*Exercise brief:* Copy out the entries exactly, from the first line to the last.

*Provided material:*
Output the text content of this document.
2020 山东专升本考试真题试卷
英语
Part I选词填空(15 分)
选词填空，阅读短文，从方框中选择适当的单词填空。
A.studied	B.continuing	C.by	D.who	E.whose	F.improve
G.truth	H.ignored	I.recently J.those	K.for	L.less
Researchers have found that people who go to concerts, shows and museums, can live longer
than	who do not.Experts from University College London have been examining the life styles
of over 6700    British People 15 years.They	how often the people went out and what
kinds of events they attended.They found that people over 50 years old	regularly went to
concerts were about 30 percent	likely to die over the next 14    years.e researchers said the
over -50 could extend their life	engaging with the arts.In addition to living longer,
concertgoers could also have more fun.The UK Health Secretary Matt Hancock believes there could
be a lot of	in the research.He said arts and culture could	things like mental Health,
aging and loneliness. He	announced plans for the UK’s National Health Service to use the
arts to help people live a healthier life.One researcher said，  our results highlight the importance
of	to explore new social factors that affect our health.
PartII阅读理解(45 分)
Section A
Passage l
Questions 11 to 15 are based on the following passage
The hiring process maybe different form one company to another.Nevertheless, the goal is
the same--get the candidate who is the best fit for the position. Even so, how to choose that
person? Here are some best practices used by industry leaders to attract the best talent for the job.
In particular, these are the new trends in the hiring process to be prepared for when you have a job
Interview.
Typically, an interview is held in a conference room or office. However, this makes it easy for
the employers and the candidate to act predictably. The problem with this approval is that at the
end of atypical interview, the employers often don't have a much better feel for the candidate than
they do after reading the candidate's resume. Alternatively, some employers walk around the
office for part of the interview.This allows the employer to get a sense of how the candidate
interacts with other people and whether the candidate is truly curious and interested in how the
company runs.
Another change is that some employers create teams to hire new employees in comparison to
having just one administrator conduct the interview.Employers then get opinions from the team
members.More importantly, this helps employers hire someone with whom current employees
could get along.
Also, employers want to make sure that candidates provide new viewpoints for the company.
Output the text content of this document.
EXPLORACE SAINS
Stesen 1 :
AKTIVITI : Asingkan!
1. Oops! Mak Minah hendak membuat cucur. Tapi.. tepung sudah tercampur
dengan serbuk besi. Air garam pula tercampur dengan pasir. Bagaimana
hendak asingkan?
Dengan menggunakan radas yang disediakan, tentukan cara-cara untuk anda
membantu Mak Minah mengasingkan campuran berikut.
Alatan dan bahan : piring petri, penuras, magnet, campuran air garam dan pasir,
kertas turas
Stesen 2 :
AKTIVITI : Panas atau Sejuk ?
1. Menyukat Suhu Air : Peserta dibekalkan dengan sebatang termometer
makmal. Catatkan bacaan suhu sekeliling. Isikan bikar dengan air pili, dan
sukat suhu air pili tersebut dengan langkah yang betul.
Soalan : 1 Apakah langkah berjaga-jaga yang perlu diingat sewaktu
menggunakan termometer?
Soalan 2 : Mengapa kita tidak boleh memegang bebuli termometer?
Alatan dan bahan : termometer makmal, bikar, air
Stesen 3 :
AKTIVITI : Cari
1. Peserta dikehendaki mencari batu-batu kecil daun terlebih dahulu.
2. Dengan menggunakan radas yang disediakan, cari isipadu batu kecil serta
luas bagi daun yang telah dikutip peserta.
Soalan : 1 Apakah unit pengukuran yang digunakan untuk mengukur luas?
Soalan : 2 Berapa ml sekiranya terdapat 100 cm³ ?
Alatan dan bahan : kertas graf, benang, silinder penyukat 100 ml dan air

*Response for this exercise:*
Output the text content of this document.
2020 山东专升本考试真题试卷
英语
Part I选词填空(15 分)
选词填空，阅读短文，从方框中选择适当的单词填空。
A.studied	B.continuing	C.by	D.who	E.whose	F.improve
G.truth	H.ignored	I.recently J.those	K.for	L.less
Researchers have found that people who go to concerts, shows and museums, can live longer
than	who do not.Experts from University College London have been examining the life styles
of over 6700    British People 15 years.They	how often the people went out and what
kinds of events they attended.They found that people over 50 years old	regularly went to
concerts were about 30 percent	likely to die over the next 14    years.e researchers said the
over -50 could extend their life	engaging with the arts.In addition to living longer,
concertgoers could also have more fun.The UK Health Secretary Matt Hancock believes there could
be a lot of	in the research.He said arts and culture could	things like mental Health,
aging and loneliness. He	announced plans for the UK’s National Health Service to use the
arts to help people live a healthier life.One researcher said，  our results highlight the importance
of	to explore new social factors that affect our health.
PartII阅读理解(45 分)
Section A
Passage l
Questions 11 to 15 are based on the following passage
The hiring process maybe different form one company to another.Nevertheless, the goal is
the same--get the candidate who is the best fit for the position. Even so, how to choose that
person? Here are some best practices used by industry leaders to attract the best talent for the job.
In particular, these are the new trends in the hiring process to be prepared for when you have a job
Interview.
Typically, an interview is held in a conference room or office. However, this makes it easy for
the employers and the candidate to act predictably. The problem with this approval is that at the
end of atypical interview, the employers often don't have a much better feel for the candidate than
they do after reading the candidate's resume. Alternatively, some employers walk around the
office for part of the interview.This allows the employer to get a sense of how the candidate
interacts with other people and whether the candidate is truly curious and interested in how the
company runs.
Another change is that some employers create teams to hire new employees in comparison to
having just one administrator conduct the interview.Employers then get opinions from the team
members.More importantly, this helps employers hire someone with whom current employees
could get along.
Also, employers want to make sure that candidates provide new viewpoints for the company.
Output the text content of this document.
EXPLORACE SAINS
Stesen 1 :
AKTIVITI : Asingkan!
1. Oops! Mak Minah hendak membuat cucur. Tapi.. tepung sudah tercampur
dengan serbuk besi. Air garam pula tercampur dengan pasir. Bagaimana
hendak asingkan?
Dengan menggunakan radas yang disediakan, tentukan cara-cara untuk anda
membantu Mak Minah mengasingkan campuran berikut.
Alatan dan bahan : piring petri, penuras, magnet, campuran air garam dan pasir,
kertas turas
Stesen 2 :
AKTIVITI : Panas atau Sejuk ?
1. Menyukat Suhu Air : Peserta dibekalkan dengan sebatang termometer
makmal. Catatkan bacaan suhu sekeliling. Isikan bikar dengan air pili, dan
sukat suhu air pili tersebut dengan langkah yang betul.
Soalan : 1 Apakah langkah berjaga-jaga yang perlu diingat sewaktu
menggunakan termometer?
Soalan 2 : Mengapa kita tidak boleh memegang bebuli termometer?
Alatan dan bahan : termometer makmal, bikar, air
Stesen 3 :
AKTIVITI : Cari
1. Peserta dikehendaki mencari batu-batu kecil daun terlebih dahulu.
2. Dengan menggunakan radas yang disediakan, cari isipadu batu kecil serta
luas bagi daun yang telah dikutip peserta.
Soalan : 1 Apakah unit pengukuran yang digunakan untuk mengukur luas?
Soalan : 2 Berapa ml sekiranya terdapat 100 cm³ ?
Alatan dan bahan : kertas graf, benang, silinder penyukat 100 ml dan air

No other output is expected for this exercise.